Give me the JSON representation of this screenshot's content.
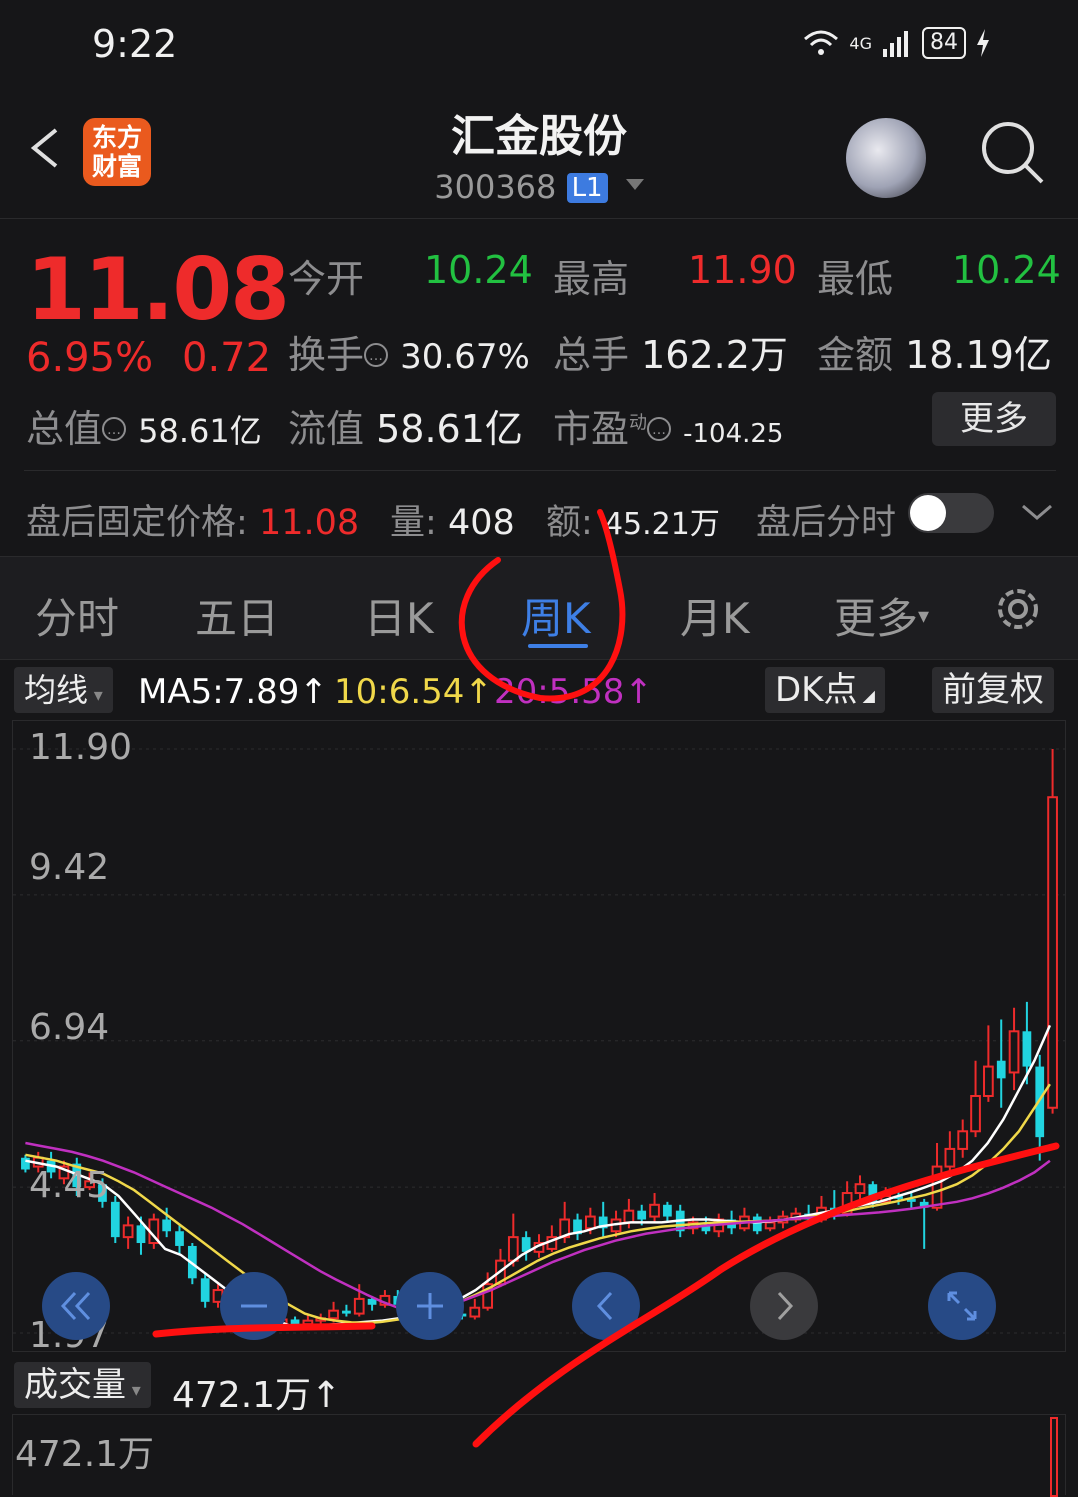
{
  "status": {
    "time": "9:22",
    "network": "4G",
    "battery": "84"
  },
  "header": {
    "logo_text": "东方财富",
    "title": "汇金股份",
    "code": "300368",
    "level_badge": "L1"
  },
  "quote": {
    "price": "11.08",
    "change_pct": "6.95%",
    "change_amt": "0.72",
    "open_label": "今开",
    "open": "10.24",
    "high_label": "最高",
    "high": "11.90",
    "low_label": "最低",
    "low": "10.24",
    "turnover_label": "换手",
    "turnover": "30.67%",
    "volume_label": "总手",
    "volume": "162.2万",
    "amount_label": "金额",
    "amount": "18.19亿",
    "mktcap_label": "总值",
    "mktcap": "58.61亿",
    "float_label": "流值",
    "float_cap": "58.61亿",
    "pe_label": "市盈",
    "pe_sup": "动",
    "pe": "-104.25",
    "more_button": "更多"
  },
  "after_hours": {
    "price_label": "盘后固定价格:",
    "price": "11.08",
    "vol_label": "量:",
    "vol": "408",
    "amt_label": "额:",
    "amt": "45.21万",
    "toggle_label": "盘后分时"
  },
  "tabs": [
    "分时",
    "五日",
    "日K",
    "周K",
    "月K",
    "更多"
  ],
  "active_tab": "周K",
  "ma": {
    "selector": "均线",
    "ma5": "MA5:7.89↑",
    "ma10": "10:6.54↑",
    "ma20": "20:5.58↑",
    "dk_button": "DK点",
    "adjust_button": "前复权",
    "colors": {
      "ma5": "#ffffff",
      "ma10": "#f0d84a",
      "ma20": "#c030c0"
    }
  },
  "chart_data": {
    "type": "candlestick",
    "y_ticks": [
      "11.90",
      "9.42",
      "6.94",
      "4.45",
      "1.97"
    ],
    "ylim": [
      1.97,
      11.9
    ],
    "candles": [
      {
        "o": 4.95,
        "c": 4.75,
        "h": 5.0,
        "l": 4.7
      },
      {
        "o": 4.8,
        "c": 4.95,
        "h": 5.05,
        "l": 4.7
      },
      {
        "o": 4.9,
        "c": 4.7,
        "h": 5.05,
        "l": 4.6
      },
      {
        "o": 4.6,
        "c": 4.8,
        "h": 4.9,
        "l": 4.5
      },
      {
        "o": 4.85,
        "c": 4.45,
        "h": 4.95,
        "l": 4.3
      },
      {
        "o": 4.45,
        "c": 4.55,
        "h": 4.7,
        "l": 4.4
      },
      {
        "o": 4.5,
        "c": 4.2,
        "h": 4.6,
        "l": 4.1
      },
      {
        "o": 4.2,
        "c": 3.6,
        "h": 4.3,
        "l": 3.5
      },
      {
        "o": 3.6,
        "c": 3.8,
        "h": 3.95,
        "l": 3.4
      },
      {
        "o": 3.8,
        "c": 3.5,
        "h": 3.95,
        "l": 3.3
      },
      {
        "o": 3.5,
        "c": 3.9,
        "h": 4.0,
        "l": 3.4
      },
      {
        "o": 3.9,
        "c": 3.7,
        "h": 4.1,
        "l": 3.6
      },
      {
        "o": 3.7,
        "c": 3.45,
        "h": 3.8,
        "l": 3.3
      },
      {
        "o": 3.45,
        "c": 2.9,
        "h": 3.5,
        "l": 2.8
      },
      {
        "o": 2.9,
        "c": 2.5,
        "h": 3.0,
        "l": 2.4
      },
      {
        "o": 2.5,
        "c": 2.7,
        "h": 2.8,
        "l": 2.4
      },
      {
        "o": 2.7,
        "c": 2.2,
        "h": 2.8,
        "l": 2.1
      },
      {
        "o": 2.2,
        "c": 2.05,
        "h": 2.3,
        "l": 2.0
      },
      {
        "o": 2.05,
        "c": 2.15,
        "h": 2.25,
        "l": 1.97
      },
      {
        "o": 2.15,
        "c": 2.1,
        "h": 2.2,
        "l": 2.0
      },
      {
        "o": 2.1,
        "c": 2.2,
        "h": 2.35,
        "l": 2.05
      },
      {
        "o": 2.2,
        "c": 2.12,
        "h": 2.25,
        "l": 2.05
      },
      {
        "o": 2.12,
        "c": 2.18,
        "h": 2.3,
        "l": 2.08
      },
      {
        "o": 2.18,
        "c": 2.22,
        "h": 2.3,
        "l": 2.1
      },
      {
        "o": 2.22,
        "c": 2.35,
        "h": 2.5,
        "l": 2.15
      },
      {
        "o": 2.35,
        "c": 2.3,
        "h": 2.45,
        "l": 2.25
      },
      {
        "o": 2.3,
        "c": 2.55,
        "h": 2.8,
        "l": 2.25
      },
      {
        "o": 2.55,
        "c": 2.45,
        "h": 2.6,
        "l": 2.35
      },
      {
        "o": 2.45,
        "c": 2.6,
        "h": 2.7,
        "l": 2.4
      },
      {
        "o": 2.6,
        "c": 2.45,
        "h": 2.7,
        "l": 2.4
      },
      {
        "o": 2.45,
        "c": 2.4,
        "h": 2.55,
        "l": 2.35
      },
      {
        "o": 2.4,
        "c": 2.35,
        "h": 2.48,
        "l": 2.3
      },
      {
        "o": 2.35,
        "c": 2.45,
        "h": 2.6,
        "l": 2.3
      },
      {
        "o": 2.45,
        "c": 2.3,
        "h": 2.5,
        "l": 2.25
      },
      {
        "o": 2.3,
        "c": 2.25,
        "h": 2.4,
        "l": 2.2
      },
      {
        "o": 2.25,
        "c": 2.4,
        "h": 2.55,
        "l": 2.2
      },
      {
        "o": 2.4,
        "c": 2.8,
        "h": 3.0,
        "l": 2.35
      },
      {
        "o": 2.8,
        "c": 3.2,
        "h": 3.4,
        "l": 2.75
      },
      {
        "o": 3.2,
        "c": 3.6,
        "h": 4.0,
        "l": 3.1
      },
      {
        "o": 3.6,
        "c": 3.35,
        "h": 3.7,
        "l": 3.2
      },
      {
        "o": 3.35,
        "c": 3.5,
        "h": 3.65,
        "l": 3.25
      },
      {
        "o": 3.4,
        "c": 3.6,
        "h": 3.8,
        "l": 3.35
      },
      {
        "o": 3.6,
        "c": 3.9,
        "h": 4.2,
        "l": 3.5
      },
      {
        "o": 3.9,
        "c": 3.65,
        "h": 4.0,
        "l": 3.55
      },
      {
        "o": 3.75,
        "c": 3.95,
        "h": 4.1,
        "l": 3.65
      },
      {
        "o": 3.95,
        "c": 3.75,
        "h": 4.2,
        "l": 3.6
      },
      {
        "o": 3.7,
        "c": 3.9,
        "h": 4.05,
        "l": 3.6
      },
      {
        "o": 3.85,
        "c": 4.05,
        "h": 4.25,
        "l": 3.75
      },
      {
        "o": 4.05,
        "c": 3.9,
        "h": 4.15,
        "l": 3.8
      },
      {
        "o": 3.95,
        "c": 4.15,
        "h": 4.35,
        "l": 3.85
      },
      {
        "o": 4.15,
        "c": 3.95,
        "h": 4.2,
        "l": 3.85
      },
      {
        "o": 4.05,
        "c": 3.7,
        "h": 4.15,
        "l": 3.6
      },
      {
        "o": 3.75,
        "c": 3.85,
        "h": 3.95,
        "l": 3.65
      },
      {
        "o": 3.8,
        "c": 3.7,
        "h": 3.95,
        "l": 3.65
      },
      {
        "o": 3.7,
        "c": 3.9,
        "h": 4.0,
        "l": 3.6
      },
      {
        "o": 3.9,
        "c": 3.75,
        "h": 4.05,
        "l": 3.65
      },
      {
        "o": 3.75,
        "c": 3.95,
        "h": 4.1,
        "l": 3.7
      },
      {
        "o": 3.95,
        "c": 3.7,
        "h": 4.0,
        "l": 3.65
      },
      {
        "o": 3.75,
        "c": 3.85,
        "h": 3.95,
        "l": 3.7
      },
      {
        "o": 3.85,
        "c": 3.95,
        "h": 4.05,
        "l": 3.75
      },
      {
        "o": 3.9,
        "c": 4.0,
        "h": 4.1,
        "l": 3.85
      },
      {
        "o": 4.0,
        "c": 3.9,
        "h": 4.15,
        "l": 3.85
      },
      {
        "o": 3.9,
        "c": 4.1,
        "h": 4.3,
        "l": 3.85
      },
      {
        "o": 4.1,
        "c": 4.0,
        "h": 4.4,
        "l": 3.9
      },
      {
        "o": 4.0,
        "c": 4.35,
        "h": 4.55,
        "l": 3.95
      },
      {
        "o": 4.35,
        "c": 4.5,
        "h": 4.65,
        "l": 4.2
      },
      {
        "o": 4.5,
        "c": 4.2,
        "h": 4.55,
        "l": 4.1
      },
      {
        "o": 4.2,
        "c": 4.3,
        "h": 4.45,
        "l": 4.15
      },
      {
        "o": 4.3,
        "c": 4.25,
        "h": 4.4,
        "l": 4.15
      },
      {
        "o": 4.25,
        "c": 4.2,
        "h": 4.35,
        "l": 4.1
      },
      {
        "o": 4.2,
        "c": 4.1,
        "h": 4.25,
        "l": 3.4
      },
      {
        "o": 4.1,
        "c": 4.8,
        "h": 5.2,
        "l": 4.05
      },
      {
        "o": 4.8,
        "c": 5.1,
        "h": 5.4,
        "l": 4.7
      },
      {
        "o": 5.1,
        "c": 5.4,
        "h": 5.6,
        "l": 4.95
      },
      {
        "o": 5.4,
        "c": 6.0,
        "h": 6.6,
        "l": 5.3
      },
      {
        "o": 6.0,
        "c": 6.5,
        "h": 7.2,
        "l": 5.9
      },
      {
        "o": 6.6,
        "c": 6.3,
        "h": 7.3,
        "l": 5.8
      },
      {
        "o": 6.4,
        "c": 7.1,
        "h": 7.5,
        "l": 6.1
      },
      {
        "o": 7.1,
        "c": 6.5,
        "h": 7.6,
        "l": 6.2
      },
      {
        "o": 6.5,
        "c": 5.3,
        "h": 6.7,
        "l": 4.9
      },
      {
        "o": 5.8,
        "c": 11.08,
        "h": 11.9,
        "l": 5.7
      }
    ],
    "ma5": [
      4.9,
      4.85,
      4.8,
      4.7,
      4.6,
      4.5,
      4.3,
      4.0,
      3.7,
      3.4,
      3.3,
      3.1,
      2.9,
      2.7,
      2.5,
      2.35,
      2.2,
      2.1,
      2.08,
      2.1,
      2.12,
      2.14,
      2.16,
      2.18,
      2.22,
      2.28,
      2.36,
      2.45,
      2.55,
      2.7,
      2.9,
      3.1,
      3.3,
      3.45,
      3.55,
      3.65,
      3.7,
      3.78,
      3.82,
      3.85,
      3.85,
      3.85,
      3.88,
      3.9,
      3.9,
      3.88,
      3.86,
      3.85,
      3.87,
      3.9,
      3.95,
      4.0,
      4.05,
      4.1,
      4.15,
      4.2,
      4.28,
      4.36,
      4.45,
      4.55,
      4.7,
      4.9,
      5.2,
      5.6,
      6.1,
      6.6,
      7.2
    ],
    "ma10": [
      5.0,
      4.95,
      4.9,
      4.82,
      4.75,
      4.68,
      4.55,
      4.4,
      4.2,
      4.0,
      3.8,
      3.6,
      3.4,
      3.2,
      3.0,
      2.8,
      2.6,
      2.45,
      2.3,
      2.22,
      2.18,
      2.15,
      2.14,
      2.16,
      2.2,
      2.25,
      2.32,
      2.4,
      2.5,
      2.62,
      2.75,
      2.9,
      3.05,
      3.2,
      3.32,
      3.42,
      3.5,
      3.58,
      3.64,
      3.7,
      3.74,
      3.78,
      3.8,
      3.82,
      3.84,
      3.85,
      3.86,
      3.87,
      3.88,
      3.9,
      3.92,
      3.96,
      4.0,
      4.05,
      4.1,
      4.15,
      4.2,
      4.26,
      4.32,
      4.4,
      4.5,
      4.65,
      4.85,
      5.1,
      5.4,
      5.8,
      6.2
    ],
    "ma20": [
      5.2,
      5.15,
      5.1,
      5.05,
      4.98,
      4.9,
      4.8,
      4.7,
      4.58,
      4.46,
      4.34,
      4.22,
      4.1,
      3.96,
      3.82,
      3.66,
      3.5,
      3.34,
      3.18,
      3.02,
      2.88,
      2.75,
      2.62,
      2.5,
      2.4,
      2.35,
      2.36,
      2.42,
      2.5,
      2.6,
      2.7,
      2.82,
      2.94,
      3.06,
      3.18,
      3.28,
      3.38,
      3.46,
      3.54,
      3.6,
      3.66,
      3.7,
      3.74,
      3.77,
      3.8,
      3.82,
      3.84,
      3.86,
      3.88,
      3.9,
      3.92,
      3.94,
      3.96,
      3.98,
      4.0,
      4.02,
      4.05,
      4.08,
      4.12,
      4.16,
      4.2,
      4.26,
      4.34,
      4.44,
      4.56,
      4.7,
      4.9
    ]
  },
  "volume": {
    "selector": "成交量",
    "value": "472.1万↑",
    "axis_top": "472.1万"
  },
  "chart_nav": [
    "rewind-icon",
    "zoom-out-icon",
    "zoom-in-icon",
    "prev-icon",
    "next-icon",
    "fullscreen-icon"
  ]
}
────────
* _EXERCISE INSTRUCTIONS_:
From the entries, copy out each line containing the word "icon".

* _EXERCISE ANSWER_:
    "rewind-icon",
    "zoom-out-icon",
    "zoom-in-icon",
    "prev-icon",
    "next-icon",
    "fullscreen-icon"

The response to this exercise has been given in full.